SET TASK
In the data below, find every line that has the string "prostředků", and copy it.
Start RECORD LIST
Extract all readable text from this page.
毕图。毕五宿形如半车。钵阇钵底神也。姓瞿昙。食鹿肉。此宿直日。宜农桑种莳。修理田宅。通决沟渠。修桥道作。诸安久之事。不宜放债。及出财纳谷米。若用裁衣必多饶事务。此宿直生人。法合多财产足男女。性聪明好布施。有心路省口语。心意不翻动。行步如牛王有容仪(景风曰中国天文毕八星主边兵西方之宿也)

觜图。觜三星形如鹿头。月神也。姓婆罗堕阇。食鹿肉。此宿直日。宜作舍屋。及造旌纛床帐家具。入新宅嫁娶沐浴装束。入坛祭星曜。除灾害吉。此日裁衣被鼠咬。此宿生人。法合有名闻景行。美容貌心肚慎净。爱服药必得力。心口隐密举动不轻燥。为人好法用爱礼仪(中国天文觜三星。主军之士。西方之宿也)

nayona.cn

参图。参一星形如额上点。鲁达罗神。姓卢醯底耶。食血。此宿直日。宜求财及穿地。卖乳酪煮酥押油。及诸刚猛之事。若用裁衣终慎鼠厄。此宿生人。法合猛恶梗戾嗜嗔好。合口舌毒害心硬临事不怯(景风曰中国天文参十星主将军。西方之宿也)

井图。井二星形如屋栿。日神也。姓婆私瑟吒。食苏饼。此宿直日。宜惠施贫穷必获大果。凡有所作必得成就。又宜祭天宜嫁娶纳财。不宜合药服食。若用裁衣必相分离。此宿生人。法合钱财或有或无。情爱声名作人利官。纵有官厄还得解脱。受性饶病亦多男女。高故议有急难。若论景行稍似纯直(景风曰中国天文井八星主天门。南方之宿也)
End RECORD LIST
Start RECORD LIST
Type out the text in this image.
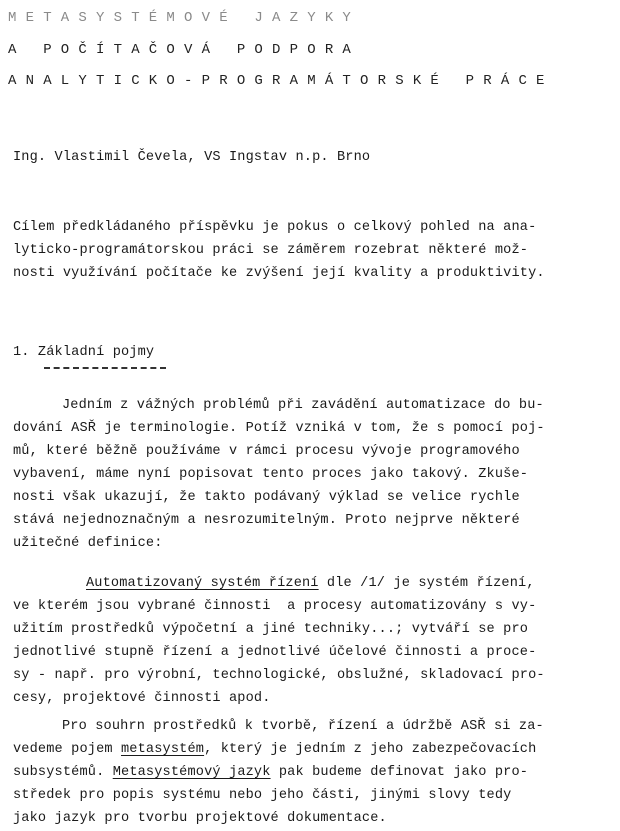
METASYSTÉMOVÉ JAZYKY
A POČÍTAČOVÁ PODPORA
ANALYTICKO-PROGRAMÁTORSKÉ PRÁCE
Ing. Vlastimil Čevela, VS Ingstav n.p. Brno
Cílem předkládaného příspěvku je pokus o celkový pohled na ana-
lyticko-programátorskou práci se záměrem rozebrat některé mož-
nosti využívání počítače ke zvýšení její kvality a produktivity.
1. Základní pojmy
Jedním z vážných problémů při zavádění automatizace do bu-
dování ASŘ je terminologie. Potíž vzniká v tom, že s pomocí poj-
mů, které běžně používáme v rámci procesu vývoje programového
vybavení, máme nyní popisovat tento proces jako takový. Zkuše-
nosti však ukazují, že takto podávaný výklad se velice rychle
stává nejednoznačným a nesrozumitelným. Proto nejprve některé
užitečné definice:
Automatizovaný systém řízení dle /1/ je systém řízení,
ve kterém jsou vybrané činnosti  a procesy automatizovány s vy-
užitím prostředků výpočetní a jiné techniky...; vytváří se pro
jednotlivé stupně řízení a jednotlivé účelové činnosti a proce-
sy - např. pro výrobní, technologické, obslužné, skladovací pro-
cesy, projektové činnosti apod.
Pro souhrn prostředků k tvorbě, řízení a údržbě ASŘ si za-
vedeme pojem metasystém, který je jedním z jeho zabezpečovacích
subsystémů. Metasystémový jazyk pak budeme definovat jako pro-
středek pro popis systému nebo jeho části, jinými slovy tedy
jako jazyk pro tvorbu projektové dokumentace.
End RECORD LIST
ANSWER TO THE EXERCISE
užitím prostředků výpočetní a jiné techniky...; vytváří se pro
Pro souhrn prostředků k tvorbě, řízení a údržbě ASŘ si za-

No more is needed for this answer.